→ **WHAT YOU WILL DO**
Copy all lines that contain the word "title".

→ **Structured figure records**
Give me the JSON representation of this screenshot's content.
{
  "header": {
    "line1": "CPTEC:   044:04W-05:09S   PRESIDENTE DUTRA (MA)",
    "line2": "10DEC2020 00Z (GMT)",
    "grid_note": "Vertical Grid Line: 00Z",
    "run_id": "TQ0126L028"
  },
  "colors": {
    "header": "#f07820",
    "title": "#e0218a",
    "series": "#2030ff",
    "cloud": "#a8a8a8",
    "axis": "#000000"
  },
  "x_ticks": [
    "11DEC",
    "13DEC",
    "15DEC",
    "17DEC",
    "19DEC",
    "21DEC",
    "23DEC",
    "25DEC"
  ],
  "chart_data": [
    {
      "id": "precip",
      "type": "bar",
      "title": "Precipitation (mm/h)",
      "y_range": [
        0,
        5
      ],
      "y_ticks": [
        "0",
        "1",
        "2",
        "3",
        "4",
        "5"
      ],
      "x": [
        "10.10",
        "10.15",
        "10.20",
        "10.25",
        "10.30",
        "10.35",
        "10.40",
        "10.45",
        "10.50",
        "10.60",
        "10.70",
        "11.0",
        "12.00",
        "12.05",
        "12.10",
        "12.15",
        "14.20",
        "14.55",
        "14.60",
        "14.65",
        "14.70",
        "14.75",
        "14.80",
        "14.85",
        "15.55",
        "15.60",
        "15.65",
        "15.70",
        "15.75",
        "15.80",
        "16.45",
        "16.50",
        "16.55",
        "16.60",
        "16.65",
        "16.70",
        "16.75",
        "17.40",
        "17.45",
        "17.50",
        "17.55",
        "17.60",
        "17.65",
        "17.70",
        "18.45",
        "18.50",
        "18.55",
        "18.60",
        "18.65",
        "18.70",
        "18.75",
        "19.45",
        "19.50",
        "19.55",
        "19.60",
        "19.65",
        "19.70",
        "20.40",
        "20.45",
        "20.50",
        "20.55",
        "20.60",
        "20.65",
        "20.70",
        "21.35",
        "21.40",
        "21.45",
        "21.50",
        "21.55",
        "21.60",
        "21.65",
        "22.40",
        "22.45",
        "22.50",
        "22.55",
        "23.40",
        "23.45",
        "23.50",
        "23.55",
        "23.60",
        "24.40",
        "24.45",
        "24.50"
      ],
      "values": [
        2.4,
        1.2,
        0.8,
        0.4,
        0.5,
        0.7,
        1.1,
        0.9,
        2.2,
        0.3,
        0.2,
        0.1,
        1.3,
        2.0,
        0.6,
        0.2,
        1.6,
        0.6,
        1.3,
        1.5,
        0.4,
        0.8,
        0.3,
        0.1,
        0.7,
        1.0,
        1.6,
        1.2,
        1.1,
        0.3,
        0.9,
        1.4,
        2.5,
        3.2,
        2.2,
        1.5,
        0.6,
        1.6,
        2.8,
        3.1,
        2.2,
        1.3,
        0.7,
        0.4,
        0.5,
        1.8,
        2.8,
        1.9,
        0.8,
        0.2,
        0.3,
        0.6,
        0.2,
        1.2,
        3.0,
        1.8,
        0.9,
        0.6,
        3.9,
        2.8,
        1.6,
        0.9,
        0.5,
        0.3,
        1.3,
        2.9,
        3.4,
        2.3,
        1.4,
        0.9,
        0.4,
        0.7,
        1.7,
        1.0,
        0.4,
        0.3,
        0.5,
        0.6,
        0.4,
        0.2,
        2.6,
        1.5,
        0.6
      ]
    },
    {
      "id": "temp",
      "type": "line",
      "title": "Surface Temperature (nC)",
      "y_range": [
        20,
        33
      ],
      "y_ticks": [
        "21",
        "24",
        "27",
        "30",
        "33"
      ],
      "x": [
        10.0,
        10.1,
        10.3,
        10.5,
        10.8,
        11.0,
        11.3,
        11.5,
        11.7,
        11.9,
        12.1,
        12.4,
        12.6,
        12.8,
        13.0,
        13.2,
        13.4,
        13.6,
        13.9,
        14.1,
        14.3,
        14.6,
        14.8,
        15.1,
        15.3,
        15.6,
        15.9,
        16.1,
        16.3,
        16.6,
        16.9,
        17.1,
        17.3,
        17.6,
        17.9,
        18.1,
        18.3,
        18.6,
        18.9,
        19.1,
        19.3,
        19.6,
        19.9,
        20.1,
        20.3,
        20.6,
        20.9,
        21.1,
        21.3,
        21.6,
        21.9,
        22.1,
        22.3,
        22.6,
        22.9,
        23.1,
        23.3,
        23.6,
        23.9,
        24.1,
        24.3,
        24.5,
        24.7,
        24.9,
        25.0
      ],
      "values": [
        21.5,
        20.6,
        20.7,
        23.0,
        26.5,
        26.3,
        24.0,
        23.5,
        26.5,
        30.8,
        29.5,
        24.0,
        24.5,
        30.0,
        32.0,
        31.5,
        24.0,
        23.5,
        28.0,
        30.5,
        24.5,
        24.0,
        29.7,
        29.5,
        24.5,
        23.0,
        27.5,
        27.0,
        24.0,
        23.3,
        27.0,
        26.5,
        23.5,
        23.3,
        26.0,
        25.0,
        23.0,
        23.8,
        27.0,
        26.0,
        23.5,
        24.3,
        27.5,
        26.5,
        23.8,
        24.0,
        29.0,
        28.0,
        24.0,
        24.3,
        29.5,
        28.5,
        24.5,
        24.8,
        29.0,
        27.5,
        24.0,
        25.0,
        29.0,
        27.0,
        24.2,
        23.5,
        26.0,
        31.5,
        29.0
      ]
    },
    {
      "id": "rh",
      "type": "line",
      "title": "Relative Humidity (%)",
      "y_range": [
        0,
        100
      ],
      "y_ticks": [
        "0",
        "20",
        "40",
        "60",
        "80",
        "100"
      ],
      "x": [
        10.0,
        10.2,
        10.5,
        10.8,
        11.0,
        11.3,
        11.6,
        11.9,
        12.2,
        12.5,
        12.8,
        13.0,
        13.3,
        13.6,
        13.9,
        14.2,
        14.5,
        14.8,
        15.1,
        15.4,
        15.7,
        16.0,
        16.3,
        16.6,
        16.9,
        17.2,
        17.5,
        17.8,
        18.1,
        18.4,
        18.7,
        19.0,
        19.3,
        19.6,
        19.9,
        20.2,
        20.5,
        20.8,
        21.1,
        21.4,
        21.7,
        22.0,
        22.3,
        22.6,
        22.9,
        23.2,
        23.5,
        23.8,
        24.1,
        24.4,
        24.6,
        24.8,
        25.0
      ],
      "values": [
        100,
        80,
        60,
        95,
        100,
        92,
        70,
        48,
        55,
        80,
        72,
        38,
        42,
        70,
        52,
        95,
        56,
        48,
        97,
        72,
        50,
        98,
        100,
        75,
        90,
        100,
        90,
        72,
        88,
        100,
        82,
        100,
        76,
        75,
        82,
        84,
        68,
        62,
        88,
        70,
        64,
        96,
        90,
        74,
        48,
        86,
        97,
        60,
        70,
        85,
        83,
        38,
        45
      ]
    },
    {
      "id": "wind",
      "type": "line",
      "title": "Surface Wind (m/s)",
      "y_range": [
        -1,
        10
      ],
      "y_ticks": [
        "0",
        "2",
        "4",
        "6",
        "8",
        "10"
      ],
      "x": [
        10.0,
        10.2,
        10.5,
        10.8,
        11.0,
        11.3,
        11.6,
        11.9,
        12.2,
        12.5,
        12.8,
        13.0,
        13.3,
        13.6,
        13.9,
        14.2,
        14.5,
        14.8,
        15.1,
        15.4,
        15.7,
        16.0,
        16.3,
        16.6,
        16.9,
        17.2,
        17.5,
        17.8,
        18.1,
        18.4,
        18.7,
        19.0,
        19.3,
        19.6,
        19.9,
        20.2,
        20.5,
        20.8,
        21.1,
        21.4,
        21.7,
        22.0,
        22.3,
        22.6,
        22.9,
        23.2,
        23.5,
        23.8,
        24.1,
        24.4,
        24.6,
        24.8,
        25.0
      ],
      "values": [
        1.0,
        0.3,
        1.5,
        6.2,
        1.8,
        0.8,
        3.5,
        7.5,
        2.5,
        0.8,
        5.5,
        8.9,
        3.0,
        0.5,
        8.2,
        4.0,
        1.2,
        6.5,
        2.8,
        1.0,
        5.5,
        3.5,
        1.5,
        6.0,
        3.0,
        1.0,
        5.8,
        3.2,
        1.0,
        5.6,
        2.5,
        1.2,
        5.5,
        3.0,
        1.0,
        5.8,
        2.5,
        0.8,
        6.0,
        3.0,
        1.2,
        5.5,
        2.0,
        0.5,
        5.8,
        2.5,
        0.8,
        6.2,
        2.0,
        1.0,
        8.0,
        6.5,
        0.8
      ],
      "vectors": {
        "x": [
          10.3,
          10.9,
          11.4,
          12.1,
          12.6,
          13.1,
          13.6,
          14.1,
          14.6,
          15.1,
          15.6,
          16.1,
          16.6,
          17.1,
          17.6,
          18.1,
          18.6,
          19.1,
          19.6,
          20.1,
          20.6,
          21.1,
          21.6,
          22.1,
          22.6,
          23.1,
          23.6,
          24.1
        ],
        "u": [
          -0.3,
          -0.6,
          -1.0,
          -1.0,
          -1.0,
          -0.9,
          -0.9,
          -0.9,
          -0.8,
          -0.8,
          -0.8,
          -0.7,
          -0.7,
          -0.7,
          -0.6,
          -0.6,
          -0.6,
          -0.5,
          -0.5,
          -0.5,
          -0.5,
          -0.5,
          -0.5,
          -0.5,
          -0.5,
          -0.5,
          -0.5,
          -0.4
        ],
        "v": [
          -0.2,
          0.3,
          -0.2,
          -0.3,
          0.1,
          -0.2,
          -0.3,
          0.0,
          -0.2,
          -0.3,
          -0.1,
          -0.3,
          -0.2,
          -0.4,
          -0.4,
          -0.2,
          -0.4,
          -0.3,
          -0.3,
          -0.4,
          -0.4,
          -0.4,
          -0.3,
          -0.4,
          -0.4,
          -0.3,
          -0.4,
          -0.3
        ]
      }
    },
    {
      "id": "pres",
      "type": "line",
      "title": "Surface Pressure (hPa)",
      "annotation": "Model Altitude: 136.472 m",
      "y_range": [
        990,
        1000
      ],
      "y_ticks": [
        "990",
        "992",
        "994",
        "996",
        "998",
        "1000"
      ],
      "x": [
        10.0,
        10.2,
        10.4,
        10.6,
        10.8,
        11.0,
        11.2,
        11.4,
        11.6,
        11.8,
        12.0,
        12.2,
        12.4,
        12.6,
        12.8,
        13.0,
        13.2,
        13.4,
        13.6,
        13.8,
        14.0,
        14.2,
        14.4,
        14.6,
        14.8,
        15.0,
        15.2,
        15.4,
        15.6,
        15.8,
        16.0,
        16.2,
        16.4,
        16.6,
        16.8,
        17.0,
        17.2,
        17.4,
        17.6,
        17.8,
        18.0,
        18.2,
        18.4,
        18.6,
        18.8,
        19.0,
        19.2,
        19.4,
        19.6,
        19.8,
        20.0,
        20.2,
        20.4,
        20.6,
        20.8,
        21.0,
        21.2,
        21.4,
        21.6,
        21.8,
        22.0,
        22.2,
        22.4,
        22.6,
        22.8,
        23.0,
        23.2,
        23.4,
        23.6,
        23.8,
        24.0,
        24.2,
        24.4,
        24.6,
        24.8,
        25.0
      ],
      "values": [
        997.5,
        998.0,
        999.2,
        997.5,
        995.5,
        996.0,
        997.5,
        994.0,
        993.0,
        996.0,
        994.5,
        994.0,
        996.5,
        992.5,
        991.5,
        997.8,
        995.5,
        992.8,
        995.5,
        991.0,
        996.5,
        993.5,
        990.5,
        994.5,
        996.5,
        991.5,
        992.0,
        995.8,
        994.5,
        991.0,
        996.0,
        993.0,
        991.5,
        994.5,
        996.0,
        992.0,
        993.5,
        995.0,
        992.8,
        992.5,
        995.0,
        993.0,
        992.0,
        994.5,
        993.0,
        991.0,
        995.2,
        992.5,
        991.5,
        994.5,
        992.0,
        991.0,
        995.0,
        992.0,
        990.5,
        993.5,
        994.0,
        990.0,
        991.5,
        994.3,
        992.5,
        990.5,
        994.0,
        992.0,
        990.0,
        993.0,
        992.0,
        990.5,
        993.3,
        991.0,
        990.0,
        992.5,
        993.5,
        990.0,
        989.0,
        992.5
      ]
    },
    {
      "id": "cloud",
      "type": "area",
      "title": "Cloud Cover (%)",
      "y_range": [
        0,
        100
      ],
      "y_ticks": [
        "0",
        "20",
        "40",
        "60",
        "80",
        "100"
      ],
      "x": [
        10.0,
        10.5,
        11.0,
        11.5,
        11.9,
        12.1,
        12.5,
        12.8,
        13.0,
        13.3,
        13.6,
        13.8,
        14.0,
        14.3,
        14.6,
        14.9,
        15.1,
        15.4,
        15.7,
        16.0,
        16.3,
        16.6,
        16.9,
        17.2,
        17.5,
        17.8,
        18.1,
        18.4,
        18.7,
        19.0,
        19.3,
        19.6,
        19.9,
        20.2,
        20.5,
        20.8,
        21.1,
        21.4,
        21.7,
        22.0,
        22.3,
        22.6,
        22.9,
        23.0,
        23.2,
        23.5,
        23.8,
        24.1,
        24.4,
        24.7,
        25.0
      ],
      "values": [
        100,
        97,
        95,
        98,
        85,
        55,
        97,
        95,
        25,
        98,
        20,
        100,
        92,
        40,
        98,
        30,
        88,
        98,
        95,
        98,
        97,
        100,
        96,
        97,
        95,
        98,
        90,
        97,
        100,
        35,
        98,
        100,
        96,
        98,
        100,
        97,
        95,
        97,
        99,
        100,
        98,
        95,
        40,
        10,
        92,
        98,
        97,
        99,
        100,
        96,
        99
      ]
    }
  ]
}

→ **TASK SOLUTION**
    "title": "#e0218a",
      "title": "Precipitation (mm/h)",
      "title": "Surface Temperature (nC)",
      "title": "Relative Humidity (%)",
      "title": "Surface Wind (m/s)",
      "title": "Surface Pressure (hPa)",
      "title": "Cloud Cover (%)",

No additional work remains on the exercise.